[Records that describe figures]
- - - - -

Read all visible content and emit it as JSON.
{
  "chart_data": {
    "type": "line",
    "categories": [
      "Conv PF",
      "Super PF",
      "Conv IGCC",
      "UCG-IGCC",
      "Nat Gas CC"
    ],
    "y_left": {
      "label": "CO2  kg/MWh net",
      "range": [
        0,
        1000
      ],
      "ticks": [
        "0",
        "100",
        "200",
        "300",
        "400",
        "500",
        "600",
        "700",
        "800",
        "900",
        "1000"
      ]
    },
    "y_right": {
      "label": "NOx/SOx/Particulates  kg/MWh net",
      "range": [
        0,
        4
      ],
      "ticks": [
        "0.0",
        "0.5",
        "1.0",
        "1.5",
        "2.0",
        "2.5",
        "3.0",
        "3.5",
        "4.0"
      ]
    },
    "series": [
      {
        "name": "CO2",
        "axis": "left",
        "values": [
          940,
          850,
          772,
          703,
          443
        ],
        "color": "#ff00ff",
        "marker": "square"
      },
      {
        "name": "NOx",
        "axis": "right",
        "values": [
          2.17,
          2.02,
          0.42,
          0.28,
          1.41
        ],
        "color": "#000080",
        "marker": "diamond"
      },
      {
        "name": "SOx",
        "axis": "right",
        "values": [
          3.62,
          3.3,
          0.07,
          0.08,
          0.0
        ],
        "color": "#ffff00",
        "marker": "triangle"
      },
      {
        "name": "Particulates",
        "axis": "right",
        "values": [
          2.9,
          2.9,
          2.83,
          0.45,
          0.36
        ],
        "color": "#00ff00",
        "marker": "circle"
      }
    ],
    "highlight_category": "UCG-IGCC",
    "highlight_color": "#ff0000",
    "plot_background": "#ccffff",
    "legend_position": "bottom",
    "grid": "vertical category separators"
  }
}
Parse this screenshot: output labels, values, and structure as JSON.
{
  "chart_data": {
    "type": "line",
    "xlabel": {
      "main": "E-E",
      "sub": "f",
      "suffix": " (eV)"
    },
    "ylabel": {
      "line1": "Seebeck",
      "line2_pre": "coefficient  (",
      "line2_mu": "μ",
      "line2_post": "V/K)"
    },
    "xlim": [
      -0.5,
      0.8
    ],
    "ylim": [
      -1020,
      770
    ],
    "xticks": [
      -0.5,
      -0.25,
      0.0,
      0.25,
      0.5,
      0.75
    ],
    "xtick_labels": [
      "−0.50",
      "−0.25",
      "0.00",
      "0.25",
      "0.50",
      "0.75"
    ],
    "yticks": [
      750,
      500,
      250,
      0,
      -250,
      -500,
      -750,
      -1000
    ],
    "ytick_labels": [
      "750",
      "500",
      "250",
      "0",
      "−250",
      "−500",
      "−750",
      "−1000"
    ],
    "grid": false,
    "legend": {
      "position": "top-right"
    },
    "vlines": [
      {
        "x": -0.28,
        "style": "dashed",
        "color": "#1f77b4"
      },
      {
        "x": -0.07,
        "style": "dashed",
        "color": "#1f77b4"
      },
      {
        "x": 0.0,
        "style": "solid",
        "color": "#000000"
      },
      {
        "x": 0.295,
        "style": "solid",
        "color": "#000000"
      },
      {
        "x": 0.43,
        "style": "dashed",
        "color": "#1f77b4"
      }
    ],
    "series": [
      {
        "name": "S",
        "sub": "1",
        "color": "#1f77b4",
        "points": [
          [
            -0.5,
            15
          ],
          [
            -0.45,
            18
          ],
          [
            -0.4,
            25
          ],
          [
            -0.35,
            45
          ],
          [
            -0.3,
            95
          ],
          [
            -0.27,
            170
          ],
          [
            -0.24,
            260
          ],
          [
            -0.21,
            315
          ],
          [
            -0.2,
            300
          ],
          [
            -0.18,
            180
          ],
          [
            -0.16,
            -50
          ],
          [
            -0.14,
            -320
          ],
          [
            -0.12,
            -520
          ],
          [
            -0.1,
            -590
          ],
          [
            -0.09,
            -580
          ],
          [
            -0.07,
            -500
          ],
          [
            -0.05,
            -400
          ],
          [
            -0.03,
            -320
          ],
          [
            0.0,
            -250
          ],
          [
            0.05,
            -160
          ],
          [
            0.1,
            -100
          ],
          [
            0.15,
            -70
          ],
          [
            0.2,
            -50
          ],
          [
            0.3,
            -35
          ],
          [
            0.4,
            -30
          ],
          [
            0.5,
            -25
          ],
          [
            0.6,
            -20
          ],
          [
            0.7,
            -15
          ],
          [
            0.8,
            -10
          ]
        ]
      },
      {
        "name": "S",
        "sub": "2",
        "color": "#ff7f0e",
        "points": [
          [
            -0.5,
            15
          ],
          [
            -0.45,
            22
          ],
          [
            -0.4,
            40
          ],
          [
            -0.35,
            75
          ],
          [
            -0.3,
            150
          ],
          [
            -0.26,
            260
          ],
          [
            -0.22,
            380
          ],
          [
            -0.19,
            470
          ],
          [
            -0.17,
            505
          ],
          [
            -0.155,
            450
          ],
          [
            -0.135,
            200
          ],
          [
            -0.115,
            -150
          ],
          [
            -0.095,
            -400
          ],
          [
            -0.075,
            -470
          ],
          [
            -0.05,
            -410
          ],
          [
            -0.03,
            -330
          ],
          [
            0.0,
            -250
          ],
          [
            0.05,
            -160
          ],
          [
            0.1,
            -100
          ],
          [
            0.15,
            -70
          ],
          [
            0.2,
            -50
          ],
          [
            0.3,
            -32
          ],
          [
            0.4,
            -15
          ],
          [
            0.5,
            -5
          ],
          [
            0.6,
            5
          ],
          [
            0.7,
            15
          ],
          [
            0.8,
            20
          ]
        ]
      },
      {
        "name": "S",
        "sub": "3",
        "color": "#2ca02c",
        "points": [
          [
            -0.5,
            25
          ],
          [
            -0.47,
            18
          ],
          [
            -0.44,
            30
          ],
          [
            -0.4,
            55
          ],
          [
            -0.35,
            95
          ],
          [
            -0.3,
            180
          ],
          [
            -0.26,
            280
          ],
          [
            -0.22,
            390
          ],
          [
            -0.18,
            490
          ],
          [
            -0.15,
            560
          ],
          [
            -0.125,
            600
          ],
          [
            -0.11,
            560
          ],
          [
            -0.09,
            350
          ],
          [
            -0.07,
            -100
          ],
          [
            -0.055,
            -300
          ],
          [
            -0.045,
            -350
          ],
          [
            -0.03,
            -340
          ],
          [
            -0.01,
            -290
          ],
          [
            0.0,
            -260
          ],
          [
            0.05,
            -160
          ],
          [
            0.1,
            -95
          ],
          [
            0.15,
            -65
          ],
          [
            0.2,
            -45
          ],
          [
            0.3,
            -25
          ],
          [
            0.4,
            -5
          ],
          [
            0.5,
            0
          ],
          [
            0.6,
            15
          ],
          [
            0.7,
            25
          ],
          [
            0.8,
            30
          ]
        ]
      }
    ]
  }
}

- - - - -

■ **DIRECTIONS**
Tally up the lines in the records that contain the word "Particulates" and give only the total.

■ **RIGHT ANSWER**
2